_Set task_
Below is some material; transcribe all of it exactly.

_Task material_
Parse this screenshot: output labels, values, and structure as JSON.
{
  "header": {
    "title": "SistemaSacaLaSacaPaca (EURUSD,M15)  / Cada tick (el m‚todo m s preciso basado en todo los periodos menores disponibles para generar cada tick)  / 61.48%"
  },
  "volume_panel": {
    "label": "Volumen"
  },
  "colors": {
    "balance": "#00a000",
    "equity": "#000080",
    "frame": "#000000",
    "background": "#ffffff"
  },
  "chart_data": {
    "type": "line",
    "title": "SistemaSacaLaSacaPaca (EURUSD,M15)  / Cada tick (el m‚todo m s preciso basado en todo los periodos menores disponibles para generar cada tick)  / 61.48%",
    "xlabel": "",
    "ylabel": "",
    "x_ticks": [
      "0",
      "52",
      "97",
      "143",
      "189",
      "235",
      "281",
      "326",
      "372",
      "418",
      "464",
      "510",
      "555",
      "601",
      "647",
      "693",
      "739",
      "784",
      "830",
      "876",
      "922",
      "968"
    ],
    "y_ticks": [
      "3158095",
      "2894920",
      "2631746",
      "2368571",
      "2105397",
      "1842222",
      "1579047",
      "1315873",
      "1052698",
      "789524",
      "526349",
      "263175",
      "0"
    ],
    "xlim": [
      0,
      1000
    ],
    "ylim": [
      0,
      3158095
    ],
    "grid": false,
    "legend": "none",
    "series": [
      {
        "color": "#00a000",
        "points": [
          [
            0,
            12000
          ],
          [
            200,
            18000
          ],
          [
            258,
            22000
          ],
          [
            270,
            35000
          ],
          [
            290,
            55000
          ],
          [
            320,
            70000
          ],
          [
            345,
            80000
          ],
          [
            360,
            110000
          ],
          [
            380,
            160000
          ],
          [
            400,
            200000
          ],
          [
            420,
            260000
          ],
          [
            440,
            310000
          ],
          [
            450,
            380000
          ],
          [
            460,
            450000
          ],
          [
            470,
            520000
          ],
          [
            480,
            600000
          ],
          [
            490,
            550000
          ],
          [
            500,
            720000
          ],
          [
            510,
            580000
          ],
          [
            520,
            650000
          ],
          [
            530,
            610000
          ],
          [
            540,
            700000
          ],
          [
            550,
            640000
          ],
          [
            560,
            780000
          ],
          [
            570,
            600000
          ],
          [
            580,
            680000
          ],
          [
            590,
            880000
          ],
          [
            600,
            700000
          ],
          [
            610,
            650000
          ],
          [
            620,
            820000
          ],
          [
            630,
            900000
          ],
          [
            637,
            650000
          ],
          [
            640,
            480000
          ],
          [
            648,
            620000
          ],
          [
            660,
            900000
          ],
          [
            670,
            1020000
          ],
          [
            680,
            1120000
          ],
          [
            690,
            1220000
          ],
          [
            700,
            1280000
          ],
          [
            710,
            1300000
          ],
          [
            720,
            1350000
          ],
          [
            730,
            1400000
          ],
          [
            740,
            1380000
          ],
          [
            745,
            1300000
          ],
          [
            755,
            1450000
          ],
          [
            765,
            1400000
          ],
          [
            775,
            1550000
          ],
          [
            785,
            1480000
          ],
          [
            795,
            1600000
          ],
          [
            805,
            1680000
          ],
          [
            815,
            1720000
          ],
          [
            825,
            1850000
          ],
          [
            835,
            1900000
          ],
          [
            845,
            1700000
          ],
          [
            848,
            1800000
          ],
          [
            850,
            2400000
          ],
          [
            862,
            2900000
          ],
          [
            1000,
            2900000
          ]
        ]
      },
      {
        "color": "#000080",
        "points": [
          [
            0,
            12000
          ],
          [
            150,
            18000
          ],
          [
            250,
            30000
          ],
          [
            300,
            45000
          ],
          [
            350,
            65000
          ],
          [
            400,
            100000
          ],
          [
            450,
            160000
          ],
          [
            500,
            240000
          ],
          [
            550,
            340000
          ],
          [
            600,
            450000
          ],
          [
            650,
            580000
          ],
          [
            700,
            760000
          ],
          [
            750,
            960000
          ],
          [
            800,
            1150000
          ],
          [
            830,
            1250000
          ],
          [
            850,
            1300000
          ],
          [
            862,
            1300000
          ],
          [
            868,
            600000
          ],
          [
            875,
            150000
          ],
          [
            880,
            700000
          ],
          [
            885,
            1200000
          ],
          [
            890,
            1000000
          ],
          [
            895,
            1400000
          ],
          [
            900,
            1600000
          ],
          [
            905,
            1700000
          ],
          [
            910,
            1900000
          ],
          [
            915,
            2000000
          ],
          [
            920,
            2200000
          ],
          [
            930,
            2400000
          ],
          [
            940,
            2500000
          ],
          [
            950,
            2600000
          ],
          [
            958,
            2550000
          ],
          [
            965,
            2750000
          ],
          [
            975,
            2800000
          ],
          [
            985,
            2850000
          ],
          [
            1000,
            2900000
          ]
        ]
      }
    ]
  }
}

_Completed exercise_
Parse this screenshot: output labels, values, and structure as JSON.
{
  "header": {
    "title": "SistemaSacaLaSacaPaca (EURUSD,M15)  / Cada tick (el m‚todo m s preciso basado en todo los periodos menores disponibles para generar cada tick)  / 61.48%"
  },
  "volume_panel": {
    "label": "Volumen"
  },
  "colors": {
    "balance": "#00a000",
    "equity": "#000080",
    "frame": "#000000",
    "background": "#ffffff"
  },
  "chart_data": {
    "type": "line",
    "title": "SistemaSacaLaSacaPaca (EURUSD,M15)  / Cada tick (el m‚todo m s preciso basado en todo los periodos menores disponibles para generar cada tick)  / 61.48%",
    "xlabel": "",
    "ylabel": "",
    "x_ticks": [
      "0",
      "52",
      "97",
      "143",
      "189",
      "235",
      "281",
      "326",
      "372",
      "418",
      "464",
      "510",
      "555",
      "601",
      "647",
      "693",
      "739",
      "784",
      "830",
      "876",
      "922",
      "968"
    ],
    "y_ticks": [
      "3158095",
      "2894920",
      "2631746",
      "2368571",
      "2105397",
      "1842222",
      "1579047",
      "1315873",
      "1052698",
      "789524",
      "526349",
      "263175",
      "0"
    ],
    "xlim": [
      0,
      1000
    ],
    "ylim": [
      0,
      3158095
    ],
    "grid": false,
    "legend": "none",
    "series": [
      {
        "color": "#00a000",
        "points": [
          [
            0,
            12000
          ],
          [
            200,
            18000
          ],
          [
            258,
            22000
          ],
          [
            270,
            35000
          ],
          [
            290,
            55000
          ],
          [
            320,
            70000
          ],
          [
            345,
            80000
          ],
          [
            360,
            110000
          ],
          [
            380,
            160000
          ],
          [
            400,
            200000
          ],
          [
            420,
            260000
          ],
          [
            440,
            310000
          ],
          [
            450,
            380000
          ],
          [
            460,
            450000
          ],
          [
            470,
            520000
          ],
          [
            480,
            600000
          ],
          [
            490,
            550000
          ],
          [
            500,
            720000
          ],
          [
            510,
            580000
          ],
          [
            520,
            650000
          ],
          [
            530,
            610000
          ],
          [
            540,
            700000
          ],
          [
            550,
            640000
          ],
          [
            560,
            780000
          ],
          [
            570,
            600000
          ],
          [
            580,
            680000
          ],
          [
            590,
            880000
          ],
          [
            600,
            700000
          ],
          [
            610,
            650000
          ],
          [
            620,
            820000
          ],
          [
            630,
            900000
          ],
          [
            637,
            650000
          ],
          [
            640,
            480000
          ],
          [
            648,
            620000
          ],
          [
            660,
            900000
          ],
          [
            670,
            1020000
          ],
          [
            680,
            1120000
          ],
          [
            690,
            1220000
          ],
          [
            700,
            1280000
          ],
          [
            710,
            1300000
          ],
          [
            720,
            1350000
          ],
          [
            730,
            1400000
          ],
          [
            740,
            1380000
          ],
          [
            745,
            1300000
          ],
          [
            755,
            1450000
          ],
          [
            765,
            1400000
          ],
          [
            775,
            1550000
          ],
          [
            785,
            1480000
          ],
          [
            795,
            1600000
          ],
          [
            805,
            1680000
          ],
          [
            815,
            1720000
          ],
          [
            825,
            1850000
          ],
          [
            835,
            1900000
          ],
          [
            845,
            1700000
          ],
          [
            848,
            1800000
          ],
          [
            850,
            2400000
          ],
          [
            862,
            2900000
          ],
          [
            1000,
            2900000
          ]
        ]
      },
      {
        "color": "#000080",
        "points": [
          [
            0,
            12000
          ],
          [
            150,
            18000
          ],
          [
            250,
            30000
          ],
          [
            300,
            45000
          ],
          [
            350,
            65000
          ],
          [
            400,
            100000
          ],
          [
            450,
            160000
          ],
          [
            500,
            240000
          ],
          [
            550,
            340000
          ],
          [
            600,
            450000
          ],
          [
            650,
            580000
          ],
          [
            700,
            760000
          ],
          [
            750,
            960000
          ],
          [
            800,
            1150000
          ],
          [
            830,
            1250000
          ],
          [
            850,
            1300000
          ],
          [
            862,
            1300000
          ],
          [
            868,
            600000
          ],
          [
            875,
            150000
          ],
          [
            880,
            700000
          ],
          [
            885,
            1200000
          ],
          [
            890,
            1000000
          ],
          [
            895,
            1400000
          ],
          [
            900,
            1600000
          ],
          [
            905,
            1700000
          ],
          [
            910,
            1900000
          ],
          [
            915,
            2000000
          ],
          [
            920,
            2200000
          ],
          [
            930,
            2400000
          ],
          [
            940,
            2500000
          ],
          [
            950,
            2600000
          ],
          [
            958,
            2550000
          ],
          [
            965,
            2750000
          ],
          [
            975,
            2800000
          ],
          [
            985,
            2850000
          ],
          [
            1000,
            2900000
          ]
        ]
      }
    ]
  }
}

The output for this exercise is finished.